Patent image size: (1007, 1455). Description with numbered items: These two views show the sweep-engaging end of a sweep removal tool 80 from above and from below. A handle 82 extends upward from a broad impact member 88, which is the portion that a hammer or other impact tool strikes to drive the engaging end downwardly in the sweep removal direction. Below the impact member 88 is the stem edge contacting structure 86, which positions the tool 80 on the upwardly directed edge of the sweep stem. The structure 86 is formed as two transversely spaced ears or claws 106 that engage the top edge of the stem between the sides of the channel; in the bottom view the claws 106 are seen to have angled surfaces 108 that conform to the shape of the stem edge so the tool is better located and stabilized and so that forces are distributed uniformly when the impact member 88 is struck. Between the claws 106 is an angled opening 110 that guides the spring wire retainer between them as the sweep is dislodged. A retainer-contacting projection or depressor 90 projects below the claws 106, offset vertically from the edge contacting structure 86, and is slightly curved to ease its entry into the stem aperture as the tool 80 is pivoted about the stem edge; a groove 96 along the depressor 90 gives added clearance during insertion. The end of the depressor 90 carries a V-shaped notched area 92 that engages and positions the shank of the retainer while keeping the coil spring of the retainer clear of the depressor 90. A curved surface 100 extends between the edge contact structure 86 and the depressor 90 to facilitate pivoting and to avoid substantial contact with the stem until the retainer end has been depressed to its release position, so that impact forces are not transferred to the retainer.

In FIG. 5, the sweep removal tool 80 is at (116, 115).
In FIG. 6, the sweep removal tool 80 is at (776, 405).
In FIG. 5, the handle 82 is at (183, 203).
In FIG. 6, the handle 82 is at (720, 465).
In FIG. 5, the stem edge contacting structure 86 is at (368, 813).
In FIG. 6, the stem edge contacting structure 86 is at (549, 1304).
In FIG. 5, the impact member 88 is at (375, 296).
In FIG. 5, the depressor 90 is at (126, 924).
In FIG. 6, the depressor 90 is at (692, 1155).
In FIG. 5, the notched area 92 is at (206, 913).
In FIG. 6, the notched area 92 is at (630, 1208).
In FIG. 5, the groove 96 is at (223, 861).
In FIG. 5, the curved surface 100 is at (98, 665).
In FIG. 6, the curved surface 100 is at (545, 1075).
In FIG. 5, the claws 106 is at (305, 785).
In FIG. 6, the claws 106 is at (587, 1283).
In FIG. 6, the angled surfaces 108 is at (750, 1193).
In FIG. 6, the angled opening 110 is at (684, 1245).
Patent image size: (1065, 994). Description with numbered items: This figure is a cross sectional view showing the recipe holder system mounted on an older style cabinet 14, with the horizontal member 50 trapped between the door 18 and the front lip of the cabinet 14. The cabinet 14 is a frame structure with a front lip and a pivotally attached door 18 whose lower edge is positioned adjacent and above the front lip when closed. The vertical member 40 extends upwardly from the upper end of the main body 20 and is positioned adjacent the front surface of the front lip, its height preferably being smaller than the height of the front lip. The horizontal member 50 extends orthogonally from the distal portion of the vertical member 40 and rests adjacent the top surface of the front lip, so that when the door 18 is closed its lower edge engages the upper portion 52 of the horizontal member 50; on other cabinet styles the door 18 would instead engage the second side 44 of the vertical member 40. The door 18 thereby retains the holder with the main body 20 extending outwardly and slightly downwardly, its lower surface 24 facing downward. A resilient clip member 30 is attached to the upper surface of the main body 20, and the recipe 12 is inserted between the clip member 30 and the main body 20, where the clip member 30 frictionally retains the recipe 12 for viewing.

#####

* **PROBLEM TO SOLVE**
Format every line of the records above as a JSON list of strings, one string per line, and leave out the blank lines.

* **COMPLETE ANSWER**
[
  "Patent image size: (1007, 1455). Description with numbered items: These two views show the sweep-engaging end of a sweep removal tool 80 from above and from below. A handle 82 extends upward from a broad impact member 88, which is the portion that a hammer or other impact tool strikes to drive the engaging end downwardly in the sweep removal direction. Below the impact member 88 is the stem edge contacting structure 86, which positions the tool 80 on the upwardly directed edge of the sweep stem. The structure 86 is formed as two transversely spaced ears or claws 106 that engage the top edge of the stem between the sides of the channel; in the bottom view the claws 106 are seen to have angled surfaces 108 that conform to the shape of the stem edge so the tool is better located and stabilized and so that forces are distributed uniformly when the impact member 88 is struck. Between the claws 106 is an angled opening 110 that guides the spring wire retainer between them as the sweep is dislodged. A retainer-contacting projection or depressor 90 projects below the claws 106, offset vertically from the edge contacting structure 86, and is slightly curved to ease its entry into the stem aperture as the tool 80 is pivoted about the stem edge; a groove 96 along the depressor 90 gives added clearance during insertion. The end of the depressor 90 carries a V-shaped notched area 92 that engages and positions the shank of the retainer while keeping the coil spring of the retainer clear of the depressor 90. A curved surface 100 extends between the edge contact structure 86 and the depressor 90 to facilitate pivoting and to avoid substantial contact with the stem until the retainer end has been depressed to its release position, so that impact forces are not transferred to the retainer.",
  "In FIG. 5, the sweep removal tool 80 is at (116, 115).",
  "In FIG. 6, the sweep removal tool 80 is at (776, 405).",
  "In FIG. 5, the handle 82 is at (183, 203).",
  "In FIG. 6, the handle 82 is at (720, 465).",
  "In FIG. 5, the stem edge contacting structure 86 is at (368, 813).",
  "In FIG. 6, the stem edge contacting structure 86 is at (549, 1304).",
  "In FIG. 5, the impact member 88 is at (375, 296).",
  "In FIG. 5, the depressor 90 is at (126, 924).",
  "In FIG. 6, the depressor 90 is at (692, 1155).",
  "In FIG. 5, the notched area 92 is at (206, 913).",
  "In FIG. 6, the notched area 92 is at (630, 1208).",
  "In FIG. 5, the groove 96 is at (223, 861).",
  "In FIG. 5, the curved surface 100 is at (98, 665).",
  "In FIG. 6, the curved surface 100 is at (545, 1075).",
  "In FIG. 5, the claws 106 is at (305, 785).",
  "In FIG. 6, the claws 106 is at (587, 1283).",
  "In FIG. 6, the angled surfaces 108 is at (750, 1193).",
  "In FIG. 6, the angled opening 110 is at (684, 1245).",
  "Patent image size: (1065, 994). Description with numbered items: This figure is a cross sectional view showing the recipe holder system mounted on an older style cabinet 14, with the horizontal member 50 trapped between the door 18 and the front lip of the cabinet 14. The cabinet 14 is a frame structure with a front lip and a pivotally attached door 18 whose lower edge is positioned adjacent and above the front lip when closed. The vertical member 40 extends upwardly from the upper end of the main body 20 and is positioned adjacent the front surface of the front lip, its height preferably being smaller than the height of the front lip. The horizontal member 50 extends orthogonally from the distal portion of the vertical member 40 and rests adjacent the top surface of the front lip, so that when the door 18 is closed its lower edge engages the upper portion 52 of the horizontal member 50; on other cabinet styles the door 18 would instead engage the second side 44 of the vertical member 40. The door 18 thereby retains the holder with the main body 20 extending outwardly and slightly downwardly, its lower surface 24 facing downward. A resilient clip member 30 is attached to the upper surface of the main body 20, and the recipe 12 is inserted between the clip member 30 and the main body 20, where the clip member 30 frictionally retains the recipe 12 for viewing."
]